-- Start Supplied material --

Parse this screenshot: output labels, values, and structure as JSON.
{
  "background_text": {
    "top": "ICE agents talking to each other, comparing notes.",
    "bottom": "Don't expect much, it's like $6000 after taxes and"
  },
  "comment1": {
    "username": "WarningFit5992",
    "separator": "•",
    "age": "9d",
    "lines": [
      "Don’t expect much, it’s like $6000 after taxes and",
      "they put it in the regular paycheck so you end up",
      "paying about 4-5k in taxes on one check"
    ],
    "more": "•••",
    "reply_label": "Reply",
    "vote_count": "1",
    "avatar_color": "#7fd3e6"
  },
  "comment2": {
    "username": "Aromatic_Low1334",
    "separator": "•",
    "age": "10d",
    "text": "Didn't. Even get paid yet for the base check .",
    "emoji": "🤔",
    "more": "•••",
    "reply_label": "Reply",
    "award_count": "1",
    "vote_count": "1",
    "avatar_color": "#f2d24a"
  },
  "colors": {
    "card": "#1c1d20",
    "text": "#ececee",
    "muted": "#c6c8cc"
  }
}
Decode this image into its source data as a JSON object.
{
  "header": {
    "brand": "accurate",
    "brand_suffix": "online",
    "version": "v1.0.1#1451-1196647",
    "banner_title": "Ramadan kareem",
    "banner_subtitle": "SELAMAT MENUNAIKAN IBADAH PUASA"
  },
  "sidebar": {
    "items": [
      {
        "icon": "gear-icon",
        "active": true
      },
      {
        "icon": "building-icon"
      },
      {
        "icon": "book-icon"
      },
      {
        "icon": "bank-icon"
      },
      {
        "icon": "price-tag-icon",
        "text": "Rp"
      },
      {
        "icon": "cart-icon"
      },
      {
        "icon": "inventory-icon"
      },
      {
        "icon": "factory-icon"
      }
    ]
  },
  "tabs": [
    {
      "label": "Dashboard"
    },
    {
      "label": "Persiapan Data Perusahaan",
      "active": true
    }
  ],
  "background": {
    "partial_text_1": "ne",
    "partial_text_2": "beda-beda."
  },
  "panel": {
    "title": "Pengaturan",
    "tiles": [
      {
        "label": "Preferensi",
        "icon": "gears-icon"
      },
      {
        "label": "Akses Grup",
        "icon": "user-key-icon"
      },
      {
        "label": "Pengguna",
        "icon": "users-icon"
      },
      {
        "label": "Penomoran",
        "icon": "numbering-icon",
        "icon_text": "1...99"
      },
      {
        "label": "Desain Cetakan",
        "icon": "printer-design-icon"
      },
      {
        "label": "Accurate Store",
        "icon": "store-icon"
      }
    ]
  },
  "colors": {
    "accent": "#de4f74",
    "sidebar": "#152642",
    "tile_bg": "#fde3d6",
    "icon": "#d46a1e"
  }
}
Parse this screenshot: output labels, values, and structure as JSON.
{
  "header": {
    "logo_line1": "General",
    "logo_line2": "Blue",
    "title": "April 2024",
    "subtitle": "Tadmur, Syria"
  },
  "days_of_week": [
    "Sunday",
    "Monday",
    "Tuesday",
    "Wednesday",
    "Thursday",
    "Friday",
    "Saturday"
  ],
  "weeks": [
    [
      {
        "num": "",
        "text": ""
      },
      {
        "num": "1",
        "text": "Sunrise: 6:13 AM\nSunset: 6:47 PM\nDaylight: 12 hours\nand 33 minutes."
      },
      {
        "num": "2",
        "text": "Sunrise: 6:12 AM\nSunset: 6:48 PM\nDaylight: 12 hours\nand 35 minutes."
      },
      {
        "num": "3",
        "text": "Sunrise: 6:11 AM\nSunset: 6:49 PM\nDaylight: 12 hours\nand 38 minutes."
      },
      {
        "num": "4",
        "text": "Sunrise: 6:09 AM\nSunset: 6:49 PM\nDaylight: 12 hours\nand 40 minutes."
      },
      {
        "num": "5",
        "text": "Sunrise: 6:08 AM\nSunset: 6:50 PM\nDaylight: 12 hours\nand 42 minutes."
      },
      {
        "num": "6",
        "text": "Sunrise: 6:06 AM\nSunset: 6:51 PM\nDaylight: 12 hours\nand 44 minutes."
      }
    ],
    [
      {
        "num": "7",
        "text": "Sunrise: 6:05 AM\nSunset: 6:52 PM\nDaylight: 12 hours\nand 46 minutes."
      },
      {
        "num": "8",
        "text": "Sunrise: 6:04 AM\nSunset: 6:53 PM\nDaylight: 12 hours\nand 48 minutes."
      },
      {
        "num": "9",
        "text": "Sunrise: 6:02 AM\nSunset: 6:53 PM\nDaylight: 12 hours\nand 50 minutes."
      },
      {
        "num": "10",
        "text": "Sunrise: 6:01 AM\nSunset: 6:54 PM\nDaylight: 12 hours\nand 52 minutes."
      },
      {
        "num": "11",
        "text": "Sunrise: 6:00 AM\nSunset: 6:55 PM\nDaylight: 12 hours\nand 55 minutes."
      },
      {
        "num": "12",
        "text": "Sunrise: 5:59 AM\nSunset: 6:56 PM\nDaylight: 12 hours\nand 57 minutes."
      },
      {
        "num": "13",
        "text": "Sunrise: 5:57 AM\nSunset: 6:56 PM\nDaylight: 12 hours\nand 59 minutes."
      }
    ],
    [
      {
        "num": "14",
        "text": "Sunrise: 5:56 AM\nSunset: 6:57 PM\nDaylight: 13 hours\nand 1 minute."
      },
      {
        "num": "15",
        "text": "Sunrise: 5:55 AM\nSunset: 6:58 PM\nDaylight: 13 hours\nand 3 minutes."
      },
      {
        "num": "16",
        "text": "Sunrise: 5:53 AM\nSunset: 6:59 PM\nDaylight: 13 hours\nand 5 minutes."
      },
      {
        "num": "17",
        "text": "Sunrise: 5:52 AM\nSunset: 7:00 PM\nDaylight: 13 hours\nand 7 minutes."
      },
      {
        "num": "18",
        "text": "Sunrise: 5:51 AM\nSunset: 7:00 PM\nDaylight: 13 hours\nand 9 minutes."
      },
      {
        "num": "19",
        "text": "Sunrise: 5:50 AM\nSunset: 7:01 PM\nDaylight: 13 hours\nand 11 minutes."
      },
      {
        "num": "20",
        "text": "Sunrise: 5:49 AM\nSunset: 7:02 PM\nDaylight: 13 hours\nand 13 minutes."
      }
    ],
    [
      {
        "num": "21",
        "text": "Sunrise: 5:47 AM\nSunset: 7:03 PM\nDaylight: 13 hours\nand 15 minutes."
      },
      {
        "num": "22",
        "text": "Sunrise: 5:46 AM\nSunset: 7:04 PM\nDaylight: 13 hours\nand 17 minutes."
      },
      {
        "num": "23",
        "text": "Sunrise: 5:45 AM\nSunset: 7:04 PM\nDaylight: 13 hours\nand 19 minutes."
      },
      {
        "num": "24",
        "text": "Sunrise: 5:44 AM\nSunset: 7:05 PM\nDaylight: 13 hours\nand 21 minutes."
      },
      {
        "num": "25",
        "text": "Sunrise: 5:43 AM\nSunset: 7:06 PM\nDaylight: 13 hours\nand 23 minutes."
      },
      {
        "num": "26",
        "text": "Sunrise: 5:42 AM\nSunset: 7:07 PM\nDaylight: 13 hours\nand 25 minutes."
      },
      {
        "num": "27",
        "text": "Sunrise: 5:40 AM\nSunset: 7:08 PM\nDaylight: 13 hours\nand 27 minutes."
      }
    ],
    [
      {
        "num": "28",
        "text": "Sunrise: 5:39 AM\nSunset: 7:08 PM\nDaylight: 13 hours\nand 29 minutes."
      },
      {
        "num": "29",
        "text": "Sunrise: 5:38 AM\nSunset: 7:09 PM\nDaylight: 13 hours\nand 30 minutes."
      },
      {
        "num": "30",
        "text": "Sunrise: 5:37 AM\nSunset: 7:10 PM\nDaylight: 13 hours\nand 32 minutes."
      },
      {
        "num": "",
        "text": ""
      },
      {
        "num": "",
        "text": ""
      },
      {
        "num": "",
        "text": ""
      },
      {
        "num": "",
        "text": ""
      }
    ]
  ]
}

-- End Supplied material --

▶ [Short exercise] Find how many of the lines above have the word "expect" in them. State only that number.

▶ [Solution to this exercise] 2